Objective ::
Read the listing and extract each line that includes the word "Magnetic".

Data supplied ::
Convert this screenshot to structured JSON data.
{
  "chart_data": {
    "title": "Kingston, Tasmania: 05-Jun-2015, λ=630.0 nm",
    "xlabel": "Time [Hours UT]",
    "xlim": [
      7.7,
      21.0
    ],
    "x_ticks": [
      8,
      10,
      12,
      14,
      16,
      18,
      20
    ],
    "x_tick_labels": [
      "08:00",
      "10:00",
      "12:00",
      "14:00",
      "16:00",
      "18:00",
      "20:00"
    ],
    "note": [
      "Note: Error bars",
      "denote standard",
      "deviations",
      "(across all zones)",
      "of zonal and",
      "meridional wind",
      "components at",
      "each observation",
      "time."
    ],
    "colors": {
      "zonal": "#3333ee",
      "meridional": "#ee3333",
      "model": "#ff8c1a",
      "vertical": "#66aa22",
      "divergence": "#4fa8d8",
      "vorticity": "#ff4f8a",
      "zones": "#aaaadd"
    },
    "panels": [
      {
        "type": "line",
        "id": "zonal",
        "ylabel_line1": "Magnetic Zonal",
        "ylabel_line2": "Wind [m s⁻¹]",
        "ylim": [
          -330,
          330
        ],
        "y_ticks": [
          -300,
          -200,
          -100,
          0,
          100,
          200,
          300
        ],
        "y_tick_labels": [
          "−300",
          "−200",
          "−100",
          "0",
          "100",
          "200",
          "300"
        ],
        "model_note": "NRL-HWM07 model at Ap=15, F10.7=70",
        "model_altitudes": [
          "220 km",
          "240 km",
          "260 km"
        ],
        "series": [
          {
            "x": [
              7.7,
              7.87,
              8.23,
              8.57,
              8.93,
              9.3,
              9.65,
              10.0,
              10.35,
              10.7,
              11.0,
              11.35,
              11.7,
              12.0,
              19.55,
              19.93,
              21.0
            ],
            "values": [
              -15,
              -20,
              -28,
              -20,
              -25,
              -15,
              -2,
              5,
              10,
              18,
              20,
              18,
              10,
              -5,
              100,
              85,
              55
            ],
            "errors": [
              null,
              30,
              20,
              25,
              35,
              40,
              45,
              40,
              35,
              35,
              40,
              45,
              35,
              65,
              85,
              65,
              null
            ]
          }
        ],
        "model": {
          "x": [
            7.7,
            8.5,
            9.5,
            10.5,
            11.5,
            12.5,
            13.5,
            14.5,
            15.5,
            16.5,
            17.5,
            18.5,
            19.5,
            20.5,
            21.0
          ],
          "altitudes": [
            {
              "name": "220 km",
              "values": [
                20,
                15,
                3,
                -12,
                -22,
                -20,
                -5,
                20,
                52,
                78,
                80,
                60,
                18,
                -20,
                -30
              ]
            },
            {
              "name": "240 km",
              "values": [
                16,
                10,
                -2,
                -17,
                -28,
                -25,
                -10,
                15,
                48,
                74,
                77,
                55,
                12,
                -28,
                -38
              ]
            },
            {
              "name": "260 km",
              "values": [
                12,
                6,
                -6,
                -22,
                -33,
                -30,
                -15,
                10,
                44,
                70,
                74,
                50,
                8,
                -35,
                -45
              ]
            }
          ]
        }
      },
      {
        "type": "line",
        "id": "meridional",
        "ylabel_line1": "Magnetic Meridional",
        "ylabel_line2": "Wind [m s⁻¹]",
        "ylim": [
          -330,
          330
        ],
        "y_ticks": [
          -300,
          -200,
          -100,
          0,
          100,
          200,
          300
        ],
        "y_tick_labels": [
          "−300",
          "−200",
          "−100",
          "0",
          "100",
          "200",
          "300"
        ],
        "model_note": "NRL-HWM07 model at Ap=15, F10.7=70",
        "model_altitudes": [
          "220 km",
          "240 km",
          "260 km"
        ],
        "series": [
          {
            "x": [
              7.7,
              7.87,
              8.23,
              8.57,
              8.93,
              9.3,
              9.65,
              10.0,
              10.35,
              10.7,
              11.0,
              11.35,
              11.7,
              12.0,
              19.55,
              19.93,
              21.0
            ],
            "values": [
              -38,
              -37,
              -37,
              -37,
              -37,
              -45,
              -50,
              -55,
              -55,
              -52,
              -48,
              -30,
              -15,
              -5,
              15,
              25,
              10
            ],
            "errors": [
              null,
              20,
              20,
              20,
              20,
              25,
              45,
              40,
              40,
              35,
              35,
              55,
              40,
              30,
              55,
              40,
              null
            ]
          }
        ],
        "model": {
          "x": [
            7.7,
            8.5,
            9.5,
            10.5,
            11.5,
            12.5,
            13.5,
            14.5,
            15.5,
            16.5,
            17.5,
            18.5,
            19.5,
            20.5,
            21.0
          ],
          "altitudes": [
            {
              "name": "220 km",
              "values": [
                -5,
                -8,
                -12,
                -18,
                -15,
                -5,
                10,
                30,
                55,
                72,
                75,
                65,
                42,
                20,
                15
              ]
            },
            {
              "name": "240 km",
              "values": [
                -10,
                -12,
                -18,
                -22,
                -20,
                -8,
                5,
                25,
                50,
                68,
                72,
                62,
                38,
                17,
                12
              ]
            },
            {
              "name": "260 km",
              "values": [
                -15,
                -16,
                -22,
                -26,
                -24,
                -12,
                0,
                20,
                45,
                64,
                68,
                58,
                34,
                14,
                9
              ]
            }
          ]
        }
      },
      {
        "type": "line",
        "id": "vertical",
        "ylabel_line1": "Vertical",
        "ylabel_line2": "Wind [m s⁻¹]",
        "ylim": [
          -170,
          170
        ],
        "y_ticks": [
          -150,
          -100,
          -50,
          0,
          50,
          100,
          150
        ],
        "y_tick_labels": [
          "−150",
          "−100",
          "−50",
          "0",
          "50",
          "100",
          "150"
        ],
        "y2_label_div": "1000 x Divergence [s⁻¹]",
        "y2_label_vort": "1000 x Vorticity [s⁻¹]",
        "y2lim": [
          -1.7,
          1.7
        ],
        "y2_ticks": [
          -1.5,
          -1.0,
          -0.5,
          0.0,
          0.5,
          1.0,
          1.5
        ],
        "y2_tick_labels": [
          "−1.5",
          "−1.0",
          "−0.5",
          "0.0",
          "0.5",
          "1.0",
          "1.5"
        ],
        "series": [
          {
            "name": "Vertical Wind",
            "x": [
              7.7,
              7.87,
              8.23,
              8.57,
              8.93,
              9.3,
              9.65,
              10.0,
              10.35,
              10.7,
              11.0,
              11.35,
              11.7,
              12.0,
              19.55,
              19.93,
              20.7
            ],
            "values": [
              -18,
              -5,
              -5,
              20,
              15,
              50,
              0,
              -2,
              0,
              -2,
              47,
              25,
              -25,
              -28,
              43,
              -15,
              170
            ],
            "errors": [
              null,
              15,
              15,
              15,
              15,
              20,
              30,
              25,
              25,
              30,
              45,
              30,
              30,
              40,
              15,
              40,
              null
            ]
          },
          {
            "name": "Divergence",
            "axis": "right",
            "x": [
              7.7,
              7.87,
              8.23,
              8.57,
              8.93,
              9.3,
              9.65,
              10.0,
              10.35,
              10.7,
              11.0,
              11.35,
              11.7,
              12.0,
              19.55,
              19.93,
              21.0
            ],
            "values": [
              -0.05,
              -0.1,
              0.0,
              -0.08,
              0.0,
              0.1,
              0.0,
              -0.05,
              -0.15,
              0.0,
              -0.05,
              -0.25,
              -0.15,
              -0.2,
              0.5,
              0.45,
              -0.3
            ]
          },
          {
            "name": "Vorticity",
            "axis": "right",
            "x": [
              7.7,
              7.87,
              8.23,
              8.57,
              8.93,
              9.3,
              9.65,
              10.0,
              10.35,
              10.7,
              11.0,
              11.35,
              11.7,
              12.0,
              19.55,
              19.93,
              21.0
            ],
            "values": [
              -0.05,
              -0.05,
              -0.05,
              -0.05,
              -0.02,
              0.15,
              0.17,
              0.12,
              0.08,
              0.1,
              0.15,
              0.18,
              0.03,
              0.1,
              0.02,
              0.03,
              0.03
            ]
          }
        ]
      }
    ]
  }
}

Reply to the task ::
        "ylabel_line1": "Magnetic Zonal",
        "ylabel_line1": "Magnetic Meridional",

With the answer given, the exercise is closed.